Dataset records
----------

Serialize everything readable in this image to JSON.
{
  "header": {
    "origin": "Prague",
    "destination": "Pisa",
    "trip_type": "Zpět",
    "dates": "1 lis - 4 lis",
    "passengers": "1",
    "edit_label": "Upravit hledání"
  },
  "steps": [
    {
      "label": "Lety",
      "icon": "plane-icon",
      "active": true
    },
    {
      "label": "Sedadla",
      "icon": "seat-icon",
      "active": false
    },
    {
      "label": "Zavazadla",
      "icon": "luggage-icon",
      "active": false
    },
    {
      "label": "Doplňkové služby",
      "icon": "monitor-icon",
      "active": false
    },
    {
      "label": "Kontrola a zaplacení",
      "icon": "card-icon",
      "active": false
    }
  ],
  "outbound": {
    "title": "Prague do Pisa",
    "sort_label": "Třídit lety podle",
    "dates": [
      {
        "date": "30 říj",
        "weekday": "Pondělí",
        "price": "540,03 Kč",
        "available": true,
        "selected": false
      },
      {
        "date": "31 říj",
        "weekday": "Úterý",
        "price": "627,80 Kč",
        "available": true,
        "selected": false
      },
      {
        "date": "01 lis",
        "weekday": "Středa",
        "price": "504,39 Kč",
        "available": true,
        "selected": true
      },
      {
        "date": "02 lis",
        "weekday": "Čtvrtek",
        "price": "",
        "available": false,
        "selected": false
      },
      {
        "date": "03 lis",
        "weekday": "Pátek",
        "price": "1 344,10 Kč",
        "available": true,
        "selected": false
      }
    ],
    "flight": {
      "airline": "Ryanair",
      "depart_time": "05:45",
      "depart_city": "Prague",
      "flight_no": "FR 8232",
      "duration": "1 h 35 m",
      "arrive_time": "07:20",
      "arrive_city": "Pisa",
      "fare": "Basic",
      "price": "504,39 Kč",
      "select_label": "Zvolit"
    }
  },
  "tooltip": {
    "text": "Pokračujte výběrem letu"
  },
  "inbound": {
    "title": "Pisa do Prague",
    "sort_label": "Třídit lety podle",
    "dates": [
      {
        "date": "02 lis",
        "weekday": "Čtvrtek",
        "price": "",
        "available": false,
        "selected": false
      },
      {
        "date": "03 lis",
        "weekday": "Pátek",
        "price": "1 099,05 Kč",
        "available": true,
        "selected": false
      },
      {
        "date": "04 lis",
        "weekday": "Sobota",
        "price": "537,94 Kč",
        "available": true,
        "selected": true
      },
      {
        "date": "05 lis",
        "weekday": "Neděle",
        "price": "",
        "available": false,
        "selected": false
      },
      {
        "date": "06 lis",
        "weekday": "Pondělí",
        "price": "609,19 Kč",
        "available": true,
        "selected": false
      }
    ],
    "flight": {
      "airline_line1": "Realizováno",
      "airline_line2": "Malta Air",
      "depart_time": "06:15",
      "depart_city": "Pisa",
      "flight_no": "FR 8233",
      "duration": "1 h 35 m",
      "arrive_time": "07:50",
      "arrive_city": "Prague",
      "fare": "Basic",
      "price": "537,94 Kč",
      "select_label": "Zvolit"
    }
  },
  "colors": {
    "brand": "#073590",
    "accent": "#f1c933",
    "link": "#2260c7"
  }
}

----------

Show the lines that mention the word "Pisa".

    "destination": "Pisa",
    "title": "Prague do Pisa",
      "arrive_city": "Pisa",
    "title": "Pisa do Prague",
      "depart_city": "Pisa",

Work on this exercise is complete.